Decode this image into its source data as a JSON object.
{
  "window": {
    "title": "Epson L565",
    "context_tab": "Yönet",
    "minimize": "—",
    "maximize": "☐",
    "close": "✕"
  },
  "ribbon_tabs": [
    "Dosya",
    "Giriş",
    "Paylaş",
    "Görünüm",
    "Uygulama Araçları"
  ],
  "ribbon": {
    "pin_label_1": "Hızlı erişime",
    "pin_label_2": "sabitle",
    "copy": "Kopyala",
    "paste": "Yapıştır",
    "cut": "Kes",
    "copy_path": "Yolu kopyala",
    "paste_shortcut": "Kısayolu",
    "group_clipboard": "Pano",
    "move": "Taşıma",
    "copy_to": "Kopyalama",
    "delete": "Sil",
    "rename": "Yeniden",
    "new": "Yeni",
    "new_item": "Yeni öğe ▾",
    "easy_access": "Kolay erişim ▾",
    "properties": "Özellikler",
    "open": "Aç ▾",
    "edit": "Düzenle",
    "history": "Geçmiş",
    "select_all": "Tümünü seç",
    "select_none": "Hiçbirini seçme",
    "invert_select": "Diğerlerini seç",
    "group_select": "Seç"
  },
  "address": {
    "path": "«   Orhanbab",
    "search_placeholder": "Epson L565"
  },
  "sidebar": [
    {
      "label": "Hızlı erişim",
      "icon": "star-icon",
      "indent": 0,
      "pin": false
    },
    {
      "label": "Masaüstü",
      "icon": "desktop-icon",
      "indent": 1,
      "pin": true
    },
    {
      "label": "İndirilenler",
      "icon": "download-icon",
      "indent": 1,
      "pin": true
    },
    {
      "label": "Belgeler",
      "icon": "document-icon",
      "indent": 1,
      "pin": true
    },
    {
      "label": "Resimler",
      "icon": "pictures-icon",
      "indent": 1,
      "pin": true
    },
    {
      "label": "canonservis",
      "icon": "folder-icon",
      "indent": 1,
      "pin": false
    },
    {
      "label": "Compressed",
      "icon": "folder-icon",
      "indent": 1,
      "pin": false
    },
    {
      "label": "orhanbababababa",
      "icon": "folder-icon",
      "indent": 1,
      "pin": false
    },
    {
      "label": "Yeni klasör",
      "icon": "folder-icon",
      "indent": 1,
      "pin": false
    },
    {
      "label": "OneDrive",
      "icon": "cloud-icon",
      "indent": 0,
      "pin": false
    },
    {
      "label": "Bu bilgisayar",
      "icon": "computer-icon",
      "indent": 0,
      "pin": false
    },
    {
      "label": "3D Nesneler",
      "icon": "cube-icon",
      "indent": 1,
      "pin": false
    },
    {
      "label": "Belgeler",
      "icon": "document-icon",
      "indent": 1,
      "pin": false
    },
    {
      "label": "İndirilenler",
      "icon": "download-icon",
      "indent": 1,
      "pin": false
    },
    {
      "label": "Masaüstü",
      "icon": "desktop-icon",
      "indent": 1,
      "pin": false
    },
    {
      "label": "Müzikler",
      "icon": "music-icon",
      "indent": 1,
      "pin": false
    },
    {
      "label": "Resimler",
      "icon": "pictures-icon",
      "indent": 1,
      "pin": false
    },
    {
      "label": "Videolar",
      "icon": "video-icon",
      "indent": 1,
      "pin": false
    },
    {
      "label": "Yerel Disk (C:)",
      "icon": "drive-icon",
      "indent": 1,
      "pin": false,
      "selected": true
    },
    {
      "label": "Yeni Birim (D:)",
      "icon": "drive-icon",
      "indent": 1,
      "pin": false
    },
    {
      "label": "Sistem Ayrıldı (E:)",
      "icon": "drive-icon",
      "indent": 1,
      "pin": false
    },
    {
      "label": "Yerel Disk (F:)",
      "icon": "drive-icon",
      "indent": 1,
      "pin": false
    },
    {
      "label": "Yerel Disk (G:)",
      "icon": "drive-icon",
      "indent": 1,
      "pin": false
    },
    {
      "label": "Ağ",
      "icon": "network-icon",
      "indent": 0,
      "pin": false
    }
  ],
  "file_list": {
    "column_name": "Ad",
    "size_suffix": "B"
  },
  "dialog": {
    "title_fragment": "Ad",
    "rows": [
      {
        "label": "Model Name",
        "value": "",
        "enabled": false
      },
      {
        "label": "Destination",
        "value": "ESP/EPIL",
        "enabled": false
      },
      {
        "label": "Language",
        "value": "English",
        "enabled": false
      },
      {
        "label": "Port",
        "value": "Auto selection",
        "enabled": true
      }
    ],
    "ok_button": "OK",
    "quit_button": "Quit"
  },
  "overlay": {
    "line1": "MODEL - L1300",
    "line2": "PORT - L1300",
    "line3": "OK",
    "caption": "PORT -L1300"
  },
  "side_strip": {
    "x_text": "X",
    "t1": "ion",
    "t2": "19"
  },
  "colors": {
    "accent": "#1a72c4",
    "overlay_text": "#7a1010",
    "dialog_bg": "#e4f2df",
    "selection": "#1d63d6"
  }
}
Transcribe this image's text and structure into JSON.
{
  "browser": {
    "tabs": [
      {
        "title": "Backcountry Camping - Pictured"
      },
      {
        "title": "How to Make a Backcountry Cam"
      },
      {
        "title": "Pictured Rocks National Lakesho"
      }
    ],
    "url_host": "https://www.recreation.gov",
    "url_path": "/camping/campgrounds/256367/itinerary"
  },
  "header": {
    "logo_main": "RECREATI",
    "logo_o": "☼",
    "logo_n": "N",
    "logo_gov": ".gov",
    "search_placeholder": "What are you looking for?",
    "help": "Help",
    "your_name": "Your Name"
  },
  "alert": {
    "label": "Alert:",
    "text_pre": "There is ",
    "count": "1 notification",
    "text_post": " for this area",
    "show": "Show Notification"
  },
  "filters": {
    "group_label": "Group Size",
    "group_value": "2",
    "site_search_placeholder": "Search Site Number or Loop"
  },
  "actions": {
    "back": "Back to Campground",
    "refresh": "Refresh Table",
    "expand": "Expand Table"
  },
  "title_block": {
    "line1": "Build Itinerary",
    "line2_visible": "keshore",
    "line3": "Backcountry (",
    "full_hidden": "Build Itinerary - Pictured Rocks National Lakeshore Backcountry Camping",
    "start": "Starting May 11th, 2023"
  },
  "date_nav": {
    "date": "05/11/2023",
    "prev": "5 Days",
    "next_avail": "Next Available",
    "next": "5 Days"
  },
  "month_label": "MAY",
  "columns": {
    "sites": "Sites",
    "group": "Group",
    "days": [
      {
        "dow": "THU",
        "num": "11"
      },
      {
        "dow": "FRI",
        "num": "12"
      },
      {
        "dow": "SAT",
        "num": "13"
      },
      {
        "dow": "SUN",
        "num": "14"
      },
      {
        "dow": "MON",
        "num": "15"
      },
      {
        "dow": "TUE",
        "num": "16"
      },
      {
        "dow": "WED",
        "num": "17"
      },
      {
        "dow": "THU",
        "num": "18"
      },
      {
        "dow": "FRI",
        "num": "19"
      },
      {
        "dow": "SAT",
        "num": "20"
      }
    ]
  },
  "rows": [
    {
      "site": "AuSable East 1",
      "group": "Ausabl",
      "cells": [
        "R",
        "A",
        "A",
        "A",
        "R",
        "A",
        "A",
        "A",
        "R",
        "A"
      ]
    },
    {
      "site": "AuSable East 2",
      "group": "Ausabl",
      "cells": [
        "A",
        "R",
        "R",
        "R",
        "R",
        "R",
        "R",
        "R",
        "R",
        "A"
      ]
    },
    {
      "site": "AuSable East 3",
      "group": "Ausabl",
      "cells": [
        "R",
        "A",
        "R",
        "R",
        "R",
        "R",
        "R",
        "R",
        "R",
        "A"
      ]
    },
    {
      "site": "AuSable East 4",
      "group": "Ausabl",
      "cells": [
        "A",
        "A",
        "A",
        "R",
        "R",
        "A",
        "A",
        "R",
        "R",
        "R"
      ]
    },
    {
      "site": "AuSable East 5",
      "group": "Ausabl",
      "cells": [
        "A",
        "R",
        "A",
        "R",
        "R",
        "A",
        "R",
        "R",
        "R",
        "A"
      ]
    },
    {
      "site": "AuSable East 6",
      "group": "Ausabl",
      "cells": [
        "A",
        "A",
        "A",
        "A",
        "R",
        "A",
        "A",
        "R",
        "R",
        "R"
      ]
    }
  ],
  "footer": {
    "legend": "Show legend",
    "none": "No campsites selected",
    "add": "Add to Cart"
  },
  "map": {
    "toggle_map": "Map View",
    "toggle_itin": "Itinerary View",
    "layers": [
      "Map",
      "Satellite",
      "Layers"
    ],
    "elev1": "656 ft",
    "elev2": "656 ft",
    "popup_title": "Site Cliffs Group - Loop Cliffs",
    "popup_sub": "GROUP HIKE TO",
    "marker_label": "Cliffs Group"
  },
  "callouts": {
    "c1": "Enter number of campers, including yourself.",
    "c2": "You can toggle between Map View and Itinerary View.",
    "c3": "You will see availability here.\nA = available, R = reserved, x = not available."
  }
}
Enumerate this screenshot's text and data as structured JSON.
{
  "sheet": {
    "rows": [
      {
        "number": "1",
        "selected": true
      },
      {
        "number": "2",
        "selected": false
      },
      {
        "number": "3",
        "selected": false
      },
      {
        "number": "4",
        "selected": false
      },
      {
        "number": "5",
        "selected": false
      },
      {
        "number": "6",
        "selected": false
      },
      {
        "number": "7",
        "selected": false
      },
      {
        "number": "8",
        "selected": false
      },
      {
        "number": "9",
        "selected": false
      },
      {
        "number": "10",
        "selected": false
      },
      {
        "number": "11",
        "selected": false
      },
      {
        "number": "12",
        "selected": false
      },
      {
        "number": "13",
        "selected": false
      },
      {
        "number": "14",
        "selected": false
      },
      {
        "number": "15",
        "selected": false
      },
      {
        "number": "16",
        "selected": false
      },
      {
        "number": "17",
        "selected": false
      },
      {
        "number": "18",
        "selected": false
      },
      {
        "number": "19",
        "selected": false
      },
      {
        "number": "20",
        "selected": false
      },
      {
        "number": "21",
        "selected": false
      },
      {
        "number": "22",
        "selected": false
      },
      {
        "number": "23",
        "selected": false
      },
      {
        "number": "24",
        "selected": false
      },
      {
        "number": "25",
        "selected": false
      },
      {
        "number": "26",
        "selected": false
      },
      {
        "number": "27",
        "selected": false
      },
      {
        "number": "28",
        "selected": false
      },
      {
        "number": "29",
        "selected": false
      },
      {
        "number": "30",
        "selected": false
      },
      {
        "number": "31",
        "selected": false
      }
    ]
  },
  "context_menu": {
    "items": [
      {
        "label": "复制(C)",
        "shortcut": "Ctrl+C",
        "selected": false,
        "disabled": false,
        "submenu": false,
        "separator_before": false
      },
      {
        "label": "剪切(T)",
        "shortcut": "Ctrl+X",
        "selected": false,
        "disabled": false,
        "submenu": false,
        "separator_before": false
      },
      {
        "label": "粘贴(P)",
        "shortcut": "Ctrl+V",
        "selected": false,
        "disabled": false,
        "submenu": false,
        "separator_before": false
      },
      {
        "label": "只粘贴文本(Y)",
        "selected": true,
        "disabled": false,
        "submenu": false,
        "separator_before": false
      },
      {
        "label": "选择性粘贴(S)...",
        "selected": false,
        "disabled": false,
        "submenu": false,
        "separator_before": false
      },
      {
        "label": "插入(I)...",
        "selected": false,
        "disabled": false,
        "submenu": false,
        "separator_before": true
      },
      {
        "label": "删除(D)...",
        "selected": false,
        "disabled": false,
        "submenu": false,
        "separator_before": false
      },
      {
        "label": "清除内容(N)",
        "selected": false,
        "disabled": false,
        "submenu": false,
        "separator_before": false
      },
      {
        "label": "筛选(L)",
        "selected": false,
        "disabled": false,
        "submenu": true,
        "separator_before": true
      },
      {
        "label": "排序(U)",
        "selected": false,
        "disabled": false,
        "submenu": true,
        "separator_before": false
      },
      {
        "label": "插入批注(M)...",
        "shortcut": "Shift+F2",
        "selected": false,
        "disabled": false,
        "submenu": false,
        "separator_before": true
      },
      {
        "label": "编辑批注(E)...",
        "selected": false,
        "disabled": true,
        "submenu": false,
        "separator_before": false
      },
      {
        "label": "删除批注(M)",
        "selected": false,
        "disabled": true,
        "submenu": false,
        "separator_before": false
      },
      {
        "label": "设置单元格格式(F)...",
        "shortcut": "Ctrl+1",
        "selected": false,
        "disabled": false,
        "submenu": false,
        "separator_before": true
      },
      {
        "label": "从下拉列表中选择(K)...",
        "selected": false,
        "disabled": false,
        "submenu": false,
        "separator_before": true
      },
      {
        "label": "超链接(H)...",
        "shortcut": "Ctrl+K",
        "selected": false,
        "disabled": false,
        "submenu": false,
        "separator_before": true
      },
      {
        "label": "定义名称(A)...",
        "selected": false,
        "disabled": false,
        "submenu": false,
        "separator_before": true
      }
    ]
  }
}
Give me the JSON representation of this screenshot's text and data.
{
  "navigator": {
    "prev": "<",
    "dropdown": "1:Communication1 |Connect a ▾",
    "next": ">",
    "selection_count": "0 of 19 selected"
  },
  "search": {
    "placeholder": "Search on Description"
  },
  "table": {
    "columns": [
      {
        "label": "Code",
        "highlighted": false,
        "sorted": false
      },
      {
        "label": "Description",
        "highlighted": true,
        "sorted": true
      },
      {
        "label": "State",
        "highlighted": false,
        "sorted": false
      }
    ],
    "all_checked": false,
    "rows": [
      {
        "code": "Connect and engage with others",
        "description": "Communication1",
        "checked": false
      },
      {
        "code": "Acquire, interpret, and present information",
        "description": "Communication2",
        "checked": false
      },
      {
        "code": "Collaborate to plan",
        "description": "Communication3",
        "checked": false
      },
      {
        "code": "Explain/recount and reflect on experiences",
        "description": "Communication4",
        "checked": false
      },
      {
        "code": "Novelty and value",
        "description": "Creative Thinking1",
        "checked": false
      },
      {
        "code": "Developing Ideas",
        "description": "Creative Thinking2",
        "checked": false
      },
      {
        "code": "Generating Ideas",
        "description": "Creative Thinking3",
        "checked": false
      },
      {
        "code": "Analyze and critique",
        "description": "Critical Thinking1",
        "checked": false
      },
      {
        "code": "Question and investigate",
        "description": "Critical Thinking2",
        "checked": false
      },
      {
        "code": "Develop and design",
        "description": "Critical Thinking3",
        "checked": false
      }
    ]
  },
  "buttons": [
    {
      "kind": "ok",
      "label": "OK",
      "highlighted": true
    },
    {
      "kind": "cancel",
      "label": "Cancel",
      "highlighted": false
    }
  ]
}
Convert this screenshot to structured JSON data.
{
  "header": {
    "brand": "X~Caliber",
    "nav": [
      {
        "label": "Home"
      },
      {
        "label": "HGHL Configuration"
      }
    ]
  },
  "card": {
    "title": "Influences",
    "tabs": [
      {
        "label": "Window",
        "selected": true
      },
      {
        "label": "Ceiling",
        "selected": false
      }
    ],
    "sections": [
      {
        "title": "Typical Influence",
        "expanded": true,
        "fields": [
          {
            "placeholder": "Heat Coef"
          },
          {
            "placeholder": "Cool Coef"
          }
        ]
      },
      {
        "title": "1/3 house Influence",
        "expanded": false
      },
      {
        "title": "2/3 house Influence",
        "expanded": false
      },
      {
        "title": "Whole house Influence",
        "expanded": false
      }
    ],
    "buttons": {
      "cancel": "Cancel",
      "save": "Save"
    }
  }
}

- [WHAT IS REQUIRED] Check each line of the records for the word "screenshot" and extract those that contain it.

- [CORRECT ANSWER]
Enumerate this screenshot's text and data as structured JSON.
Give me the JSON representation of this screenshot's text and data.
Convert this screenshot to structured JSON data.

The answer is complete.